__Brano scelto__.
::::
Certo, vedere frotte di grillini che si trasferiscono da uno schieramento antisistema a uno filo sistema colpisce, perché pare di vedere la migrazione dei salmoni, che in blocco nuotano controcorrente. Con una sola differenza: mentre i salmoni tornano alle origini, cioè al fiume dove sono nati, i grillini vanno controcorrente per allontanarsi più possibile dal punto di partenza. Ricordate la famosa metafora della scatola di tonno, quando Beppe Grillo disse che i 5 stelle avrebbero usato l’apriscatole? Beh, passato qualche anno, gli onorevoli pentastellati paiono non avere alcuna voglia di lasciare la scatola che volevano sventrare: evidentemente si sono trovati bene.
::::
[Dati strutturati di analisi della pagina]
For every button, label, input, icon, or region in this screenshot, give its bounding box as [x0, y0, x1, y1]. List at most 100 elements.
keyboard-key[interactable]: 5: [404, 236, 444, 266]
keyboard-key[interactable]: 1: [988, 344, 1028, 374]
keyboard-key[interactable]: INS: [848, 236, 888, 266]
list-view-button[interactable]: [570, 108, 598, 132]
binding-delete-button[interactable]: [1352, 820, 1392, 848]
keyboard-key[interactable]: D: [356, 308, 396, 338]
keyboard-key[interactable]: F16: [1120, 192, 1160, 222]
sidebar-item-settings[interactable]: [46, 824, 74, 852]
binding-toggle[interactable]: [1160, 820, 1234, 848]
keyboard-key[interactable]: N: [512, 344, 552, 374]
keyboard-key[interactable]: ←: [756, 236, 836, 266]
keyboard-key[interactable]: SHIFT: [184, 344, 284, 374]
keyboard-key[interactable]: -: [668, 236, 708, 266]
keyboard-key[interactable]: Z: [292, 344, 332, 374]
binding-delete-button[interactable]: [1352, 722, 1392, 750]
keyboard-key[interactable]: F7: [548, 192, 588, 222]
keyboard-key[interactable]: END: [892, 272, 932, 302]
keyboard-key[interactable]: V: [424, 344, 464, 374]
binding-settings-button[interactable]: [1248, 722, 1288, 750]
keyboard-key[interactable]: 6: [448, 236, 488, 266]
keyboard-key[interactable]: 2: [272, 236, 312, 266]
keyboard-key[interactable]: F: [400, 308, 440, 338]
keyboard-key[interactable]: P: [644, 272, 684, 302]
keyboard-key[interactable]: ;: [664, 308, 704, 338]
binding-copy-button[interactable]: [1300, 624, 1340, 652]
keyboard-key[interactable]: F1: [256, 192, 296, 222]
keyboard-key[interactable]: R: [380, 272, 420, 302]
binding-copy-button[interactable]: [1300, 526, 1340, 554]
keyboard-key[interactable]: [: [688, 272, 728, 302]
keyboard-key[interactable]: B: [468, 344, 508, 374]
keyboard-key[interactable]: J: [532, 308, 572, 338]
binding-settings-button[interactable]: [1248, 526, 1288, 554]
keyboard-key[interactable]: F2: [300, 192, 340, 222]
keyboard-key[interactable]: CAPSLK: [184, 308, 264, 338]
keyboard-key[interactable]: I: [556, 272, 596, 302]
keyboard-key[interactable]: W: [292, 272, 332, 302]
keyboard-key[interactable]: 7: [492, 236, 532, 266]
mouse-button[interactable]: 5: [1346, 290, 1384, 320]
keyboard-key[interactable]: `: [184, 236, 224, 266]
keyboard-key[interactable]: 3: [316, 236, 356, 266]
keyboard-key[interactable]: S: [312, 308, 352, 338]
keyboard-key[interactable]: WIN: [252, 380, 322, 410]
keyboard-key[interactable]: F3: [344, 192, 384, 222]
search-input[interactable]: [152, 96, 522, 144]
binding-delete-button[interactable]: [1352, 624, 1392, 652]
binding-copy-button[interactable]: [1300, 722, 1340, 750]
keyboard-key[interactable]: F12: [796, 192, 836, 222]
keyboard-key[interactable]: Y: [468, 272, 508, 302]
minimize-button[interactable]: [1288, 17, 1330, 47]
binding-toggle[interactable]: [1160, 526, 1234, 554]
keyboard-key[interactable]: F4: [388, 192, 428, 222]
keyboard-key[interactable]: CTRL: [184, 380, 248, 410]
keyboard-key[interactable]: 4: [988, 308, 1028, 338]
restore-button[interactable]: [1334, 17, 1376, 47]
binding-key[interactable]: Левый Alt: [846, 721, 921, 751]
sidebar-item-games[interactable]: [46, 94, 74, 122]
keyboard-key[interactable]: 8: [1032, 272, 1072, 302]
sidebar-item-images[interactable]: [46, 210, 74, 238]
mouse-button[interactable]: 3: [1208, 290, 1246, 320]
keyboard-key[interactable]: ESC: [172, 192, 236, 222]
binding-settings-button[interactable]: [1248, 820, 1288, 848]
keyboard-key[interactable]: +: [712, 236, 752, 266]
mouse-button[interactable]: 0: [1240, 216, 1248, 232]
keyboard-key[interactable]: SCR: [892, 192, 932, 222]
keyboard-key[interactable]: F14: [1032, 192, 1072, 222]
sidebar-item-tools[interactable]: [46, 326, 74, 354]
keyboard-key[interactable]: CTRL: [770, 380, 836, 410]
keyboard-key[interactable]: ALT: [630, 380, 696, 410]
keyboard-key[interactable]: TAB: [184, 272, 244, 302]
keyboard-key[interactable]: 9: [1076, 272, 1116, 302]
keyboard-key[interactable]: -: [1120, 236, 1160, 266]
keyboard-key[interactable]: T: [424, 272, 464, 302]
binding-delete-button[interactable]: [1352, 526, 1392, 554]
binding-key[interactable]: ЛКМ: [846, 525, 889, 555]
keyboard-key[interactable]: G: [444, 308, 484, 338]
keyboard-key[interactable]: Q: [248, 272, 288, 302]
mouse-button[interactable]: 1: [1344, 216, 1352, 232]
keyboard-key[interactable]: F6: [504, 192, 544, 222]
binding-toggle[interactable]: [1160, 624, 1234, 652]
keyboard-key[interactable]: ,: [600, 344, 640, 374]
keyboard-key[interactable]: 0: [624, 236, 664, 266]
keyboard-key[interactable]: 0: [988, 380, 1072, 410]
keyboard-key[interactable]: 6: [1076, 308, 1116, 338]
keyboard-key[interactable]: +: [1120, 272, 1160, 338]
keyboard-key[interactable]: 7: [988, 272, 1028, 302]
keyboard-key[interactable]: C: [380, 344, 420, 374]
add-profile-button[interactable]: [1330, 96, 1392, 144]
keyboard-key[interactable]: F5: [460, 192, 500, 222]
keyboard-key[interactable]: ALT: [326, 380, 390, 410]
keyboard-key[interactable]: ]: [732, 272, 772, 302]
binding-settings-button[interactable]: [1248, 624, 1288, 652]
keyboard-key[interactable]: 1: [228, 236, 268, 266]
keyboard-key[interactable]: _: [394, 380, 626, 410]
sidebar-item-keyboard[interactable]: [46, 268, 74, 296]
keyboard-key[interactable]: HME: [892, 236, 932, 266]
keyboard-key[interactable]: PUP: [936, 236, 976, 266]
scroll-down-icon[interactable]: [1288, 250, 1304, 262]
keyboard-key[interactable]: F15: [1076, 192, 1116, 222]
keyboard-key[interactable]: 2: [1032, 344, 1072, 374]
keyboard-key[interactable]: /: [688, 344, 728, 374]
::::
__Problema 1__. Nel brano sui grillini, dove tornano i salmoni durante la loro migrazione?
__Problema 2__. Trascrivi parola per parola la parte del brano sui grillini che inizia con le parole "Certo, vedere frotte" e termina con "sono trovati bene.".
__Problema 3__. Scrivi il seguito del brano sui grillini, riprendendo dopo la sua ultima frase.

__Risultato 1__. Al fiume dove sono nati.

__Risultato 2__.
Certo, vedere frotte di grillini che si trasferiscono da uno schieramento antisistema a uno filo sistema colpisce, perché pare di vedere la migrazione dei salmoni, che in blocco nuotano controcorrente. Con una sola differenza: mentre i salmoni tornano alle origini, cioè al fiume dove sono nati, i grillini vanno controcorrente per allontanarsi più possibile dal punto di partenza. Ricordate la famosa metafora della scatola di tonno, quando Beppe Grillo disse che i 5 stelle avrebbero usato l’apriscatole? Beh, passato qualche anno, gli onorevoli pentastellati paiono non avere alcuna voglia di lasciare la scatola che volevano sventrare: evidentemente si sono trovati bene.

__Risultato 3__.
Intendiamoci, non è tutta colpa loro. Ciò a cui stiamo assistendo alla Camera e al Senato è anche il frutto della paura di gran parte della sinistra di perdere il potere. Come ho già spiegato, i sondaggi in questo momento attribuiscono la vittoria al centrodestra e se si dovesse votare è certo che Pd e Leu dovrebbero lasciare le poltrone che occupano. Dunque, gli sherpa della trattativa puntano a strappare i grillini a Conte, e per questo si agitano come non mai, facendo balenare un ripescaggio ai naufraghi del Movimento. Ufficialmente si parla di necessità del Paese, richiamando il senso di responsabilità: bisogna attuare il Pnrr, ridurre le bollette, confermare l’ecobonus. E poi, come ha detto Luigi Di Maio, senza Draghi anche la siccità peggiorerebbe. Insomma, tutti si attaccano al canotto dell’ex presidente del Consiglio, nella speranza di non colare a picco. Uno spettacolo indecente, perché comunque vada, con tutti quegli Scilipoti a bordo la navigazione sarebbe comunque a rischio e arrivare in porto sarebbe un miracolo. Detto in due parole, se fossi Draghi li abbandonerei al loro destino prima di finire a fondo con loro.